### Aim of the exercise:
Please update the records below by changing every "lon-tick-label" to "longitude-label" and keeping everything else the same. Omit the pictures from your answer.
:: Records to use
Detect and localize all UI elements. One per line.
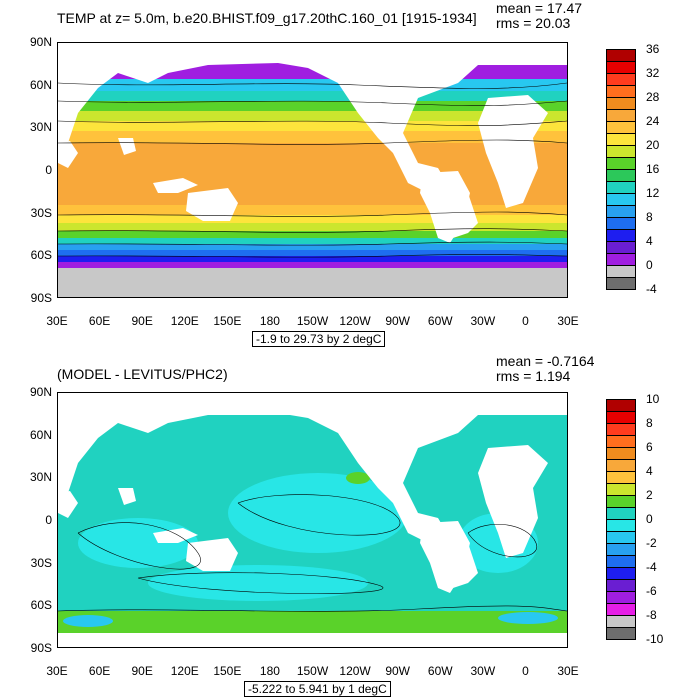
lat-tick-label: 60N [29, 427, 52, 442]
lon-tick-label: 60E [88, 664, 111, 678]
contour-range-label: -5.222 to 5.941 by 1 degC [244, 681, 391, 697]
rms-stat: rms = 1.194 [496, 368, 571, 384]
lon-tick-label: 120E [170, 664, 199, 678]
lon-tick-label: 0 [522, 314, 529, 328]
temperature-map [57, 42, 568, 298]
colorbar-label: 4 [646, 464, 653, 478]
lon-tick-label: 90E [131, 314, 153, 328]
lon-tick-label: 30E [46, 664, 68, 678]
lon-tick-label: 30E [46, 314, 68, 328]
lon-tick-label: 60W [427, 664, 453, 678]
lon-tick-label: 150E [213, 314, 242, 328]
lat-tick-label: 30N [29, 120, 52, 135]
colorbar-label: 10 [646, 392, 660, 406]
lat-tick-label: 60S [30, 248, 52, 263]
colorbar-label: 0 [646, 258, 653, 272]
colorbar [606, 399, 636, 640]
lon-tick-label: 180 [259, 314, 280, 328]
lon-tick-label: 30E [557, 314, 579, 328]
colorbar-label: 2 [646, 488, 653, 502]
lon-tick-label: 90W [385, 314, 410, 328]
mean-stat: mean = -0.7164 [496, 353, 595, 369]
colorbar-label: -6 [646, 584, 657, 598]
colorbar-label: 6 [646, 440, 653, 454]
lon-tick-label: 90E [131, 664, 153, 678]
panel-temperature: TEMP at z= 5.0m, b.e20.BHIST.f09_g17.20t… [29, 0, 660, 347]
plot-title: TEMP at z= 5.0m, b.e20.BHIST.f09_g17.20t… [57, 10, 477, 26]
colorbar-label: 8 [646, 210, 653, 224]
contour-range-label: -1.9 to 29.73 by 2 degC [252, 331, 386, 347]
plot-title: (MODEL - LEVITUS/PHC2) [57, 366, 228, 382]
colorbar [606, 49, 636, 290]
colorbar-label: -4 [646, 282, 657, 296]
lon-tick-label: 30W [470, 664, 496, 678]
colorbar-label: -10 [646, 632, 664, 646]
lon-tick-label: 150E [213, 664, 242, 678]
lat-tick-label: 90S [30, 291, 52, 305]
mean-stat: mean = 17.47 [496, 0, 583, 16]
lon-tick-label: 150W [296, 664, 329, 678]
difference-map [57, 392, 568, 648]
lon-tick-label: 120E [170, 314, 199, 328]
lon-tick-label: 150W [296, 314, 329, 328]
colorbar-label: 12 [646, 186, 660, 200]
lon-tick-label: 60E [88, 314, 111, 328]
colorbar-label: 24 [646, 114, 660, 128]
lat-tick-label: 90N [29, 385, 52, 399]
colorbar-label: 16 [646, 162, 660, 176]
lat-tick-label: 60S [30, 598, 52, 613]
colorbar-label: 28 [646, 90, 660, 104]
lon-tick-label: 180 [259, 664, 280, 678]
lat-tick-label: 0 [45, 163, 52, 177]
lat-tick-label: 0 [45, 513, 52, 527]
lon-tick-label: 30W [470, 314, 496, 328]
colorbar-label: 0 [646, 512, 653, 526]
colorbar-label: 32 [646, 66, 660, 80]
colorbar-label: 4 [646, 234, 653, 248]
lon-tick-label: 120W [339, 314, 371, 328]
colorbar-swatch [606, 277, 636, 290]
lat-tick-label: 90S [30, 641, 52, 655]
lon-tick-label: 60W [427, 314, 453, 328]
colorbar-label: 8 [646, 416, 653, 430]
colorbar-label: -4 [646, 560, 657, 574]
lon-tick-label: 120W [339, 664, 371, 678]
lat-tick-label: 90N [29, 35, 52, 49]
lon-tick-label: 0 [522, 664, 529, 678]
lat-tick-label: 60N [29, 77, 52, 92]
colorbar-swatch [606, 627, 636, 640]
lat-tick-label: 30N [29, 470, 52, 485]
lon-tick-label: 90W [385, 664, 410, 678]
lat-tick-label: 30S [30, 555, 52, 570]
colorbar-label: 36 [646, 42, 660, 56]
colorbar-label: 20 [646, 138, 660, 152]
lat-tick-label: 30S [30, 205, 52, 220]
lon-tick-label: 30E [557, 664, 579, 678]
panel-difference: (MODEL - LEVITUS/PHC2) mean = -0.7164 rm… [0, 350, 700, 700]
rms-stat: rms = 20.03 [496, 15, 571, 31]
colorbar-label: -8 [646, 608, 657, 622]
colorbar-label: -2 [646, 536, 657, 550]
::::
### Exercise answer:
Detect and localize all UI elements. One per line.
lat-tick-label: 60N [29, 427, 52, 442]
longitude-label: 60E [88, 664, 111, 678]
contour-range-label: -5.222 to 5.941 by 1 degC [244, 681, 391, 697]
rms-stat: rms = 1.194 [496, 368, 571, 384]
longitude-label: 120E [170, 664, 199, 678]
longitude-label: 0 [522, 314, 529, 328]
temperature-map [57, 42, 568, 298]
colorbar-label: 4 [646, 464, 653, 478]
longitude-label: 90E [131, 314, 153, 328]
longitude-label: 30E [46, 664, 68, 678]
longitude-label: 30E [46, 314, 68, 328]
longitude-label: 60W [427, 664, 453, 678]
longitude-label: 150E [213, 314, 242, 328]
lat-tick-label: 30N [29, 120, 52, 135]
colorbar-label: 10 [646, 392, 660, 406]
lat-tick-label: 60S [30, 248, 52, 263]
colorbar-label: 0 [646, 258, 653, 272]
colorbar [606, 399, 636, 640]
longitude-label: 180 [259, 314, 280, 328]
longitude-label: 30E [557, 314, 579, 328]
colorbar-label: 2 [646, 488, 653, 502]
longitude-label: 90W [385, 314, 410, 328]
mean-stat: mean = -0.7164 [496, 353, 595, 369]
colorbar-label: -6 [646, 584, 657, 598]
colorbar-label: 6 [646, 440, 653, 454]
longitude-label: 90E [131, 664, 153, 678]
panel-temperature: TEMP at z= 5.0m, b.e20.BHIST.f09_g17.20t… [29, 0, 660, 347]
plot-title: TEMP at z= 5.0m, b.e20.BHIST.f09_g17.20t… [57, 10, 477, 26]
colorbar-label: 8 [646, 210, 653, 224]
contour-range-label: -1.9 to 29.73 by 2 degC [252, 331, 386, 347]
plot-title: (MODEL - LEVITUS/PHC2) [57, 366, 228, 382]
colorbar [606, 49, 636, 290]
colorbar-label: -4 [646, 282, 657, 296]
longitude-label: 30W [470, 664, 496, 678]
colorbar-label: -10 [646, 632, 664, 646]
longitude-label: 150E [213, 664, 242, 678]
lat-tick-label: 90S [30, 291, 52, 305]
mean-stat: mean = 17.47 [496, 0, 583, 16]
longitude-label: 150W [296, 664, 329, 678]
difference-map [57, 392, 568, 648]
longitude-label: 120E [170, 314, 199, 328]
longitude-label: 150W [296, 314, 329, 328]
colorbar-label: 12 [646, 186, 660, 200]
longitude-label: 60E [88, 314, 111, 328]
colorbar-label: 24 [646, 114, 660, 128]
lat-tick-label: 90N [29, 385, 52, 399]
colorbar-label: 16 [646, 162, 660, 176]
lat-tick-label: 60S [30, 598, 52, 613]
colorbar-label: 28 [646, 90, 660, 104]
longitude-label: 180 [259, 664, 280, 678]
lat-tick-label: 0 [45, 163, 52, 177]
lat-tick-label: 0 [45, 513, 52, 527]
longitude-label: 30W [470, 314, 496, 328]
colorbar-label: 0 [646, 512, 653, 526]
colorbar-label: 32 [646, 66, 660, 80]
colorbar-label: 4 [646, 234, 653, 248]
longitude-label: 120W [339, 314, 371, 328]
colorbar-swatch [606, 277, 636, 290]
lat-tick-label: 90S [30, 641, 52, 655]
longitude-label: 60W [427, 314, 453, 328]
colorbar-label: 8 [646, 416, 653, 430]
colorbar-label: -4 [646, 560, 657, 574]
longitude-label: 120W [339, 664, 371, 678]
lat-tick-label: 90N [29, 35, 52, 49]
longitude-label: 0 [522, 664, 529, 678]
lat-tick-label: 60N [29, 77, 52, 92]
colorbar-swatch [606, 627, 636, 640]
lat-tick-label: 30N [29, 470, 52, 485]
longitude-label: 90W [385, 664, 410, 678]
lat-tick-label: 30S [30, 555, 52, 570]
colorbar-label: 36 [646, 42, 660, 56]
colorbar-label: 20 [646, 138, 660, 152]
lat-tick-label: 30S [30, 205, 52, 220]
longitude-label: 30E [557, 664, 579, 678]
panel-difference: (MODEL - LEVITUS/PHC2) mean = -0.7164 rm… [0, 350, 700, 700]
rms-stat: rms = 20.03 [496, 15, 571, 31]
colorbar-label: -8 [646, 608, 657, 622]
colorbar-label: -2 [646, 536, 657, 550]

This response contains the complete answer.